**Description of the task:**
Copy out all the data, word for word.

■ ■ ■

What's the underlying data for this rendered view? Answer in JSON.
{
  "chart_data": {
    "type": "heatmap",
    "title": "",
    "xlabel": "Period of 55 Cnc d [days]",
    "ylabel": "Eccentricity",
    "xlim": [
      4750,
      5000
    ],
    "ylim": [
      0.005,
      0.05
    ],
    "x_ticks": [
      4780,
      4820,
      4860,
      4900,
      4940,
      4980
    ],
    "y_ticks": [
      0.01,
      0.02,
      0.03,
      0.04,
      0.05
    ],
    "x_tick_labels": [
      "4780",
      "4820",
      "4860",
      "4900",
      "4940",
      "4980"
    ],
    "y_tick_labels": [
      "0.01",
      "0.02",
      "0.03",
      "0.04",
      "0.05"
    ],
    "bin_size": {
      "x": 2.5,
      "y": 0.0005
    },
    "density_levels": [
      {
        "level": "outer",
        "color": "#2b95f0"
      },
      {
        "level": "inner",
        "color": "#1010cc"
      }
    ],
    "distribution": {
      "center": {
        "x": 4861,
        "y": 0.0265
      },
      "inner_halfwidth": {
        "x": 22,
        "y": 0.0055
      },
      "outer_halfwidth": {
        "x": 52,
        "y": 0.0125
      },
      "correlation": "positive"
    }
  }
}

■ ■ ■

**Reply:**
What's the underlying data for this rendered view? Answer in JSON.
{
  "chart_data": {
    "type": "heatmap",
    "title": "",
    "xlabel": "Period of 55 Cnc d [days]",
    "ylabel": "Eccentricity",
    "xlim": [
      4750,
      5000
    ],
    "ylim": [
      0.005,
      0.05
    ],
    "x_ticks": [
      4780,
      4820,
      4860,
      4900,
      4940,
      4980
    ],
    "y_ticks": [
      0.01,
      0.02,
      0.03,
      0.04,
      0.05
    ],
    "x_tick_labels": [
      "4780",
      "4820",
      "4860",
      "4900",
      "4940",
      "4980"
    ],
    "y_tick_labels": [
      "0.01",
      "0.02",
      "0.03",
      "0.04",
      "0.05"
    ],
    "bin_size": {
      "x": 2.5,
      "y": 0.0005
    },
    "density_levels": [
      {
        "level": "outer",
        "color": "#2b95f0"
      },
      {
        "level": "inner",
        "color": "#1010cc"
      }
    ],
    "distribution": {
      "center": {
        "x": 4861,
        "y": 0.0265
      },
      "inner_halfwidth": {
        "x": 22,
        "y": 0.0055
      },
      "outer_halfwidth": {
        "x": 52,
        "y": 0.0125
      },
      "correlation": "positive"
    }
  }
}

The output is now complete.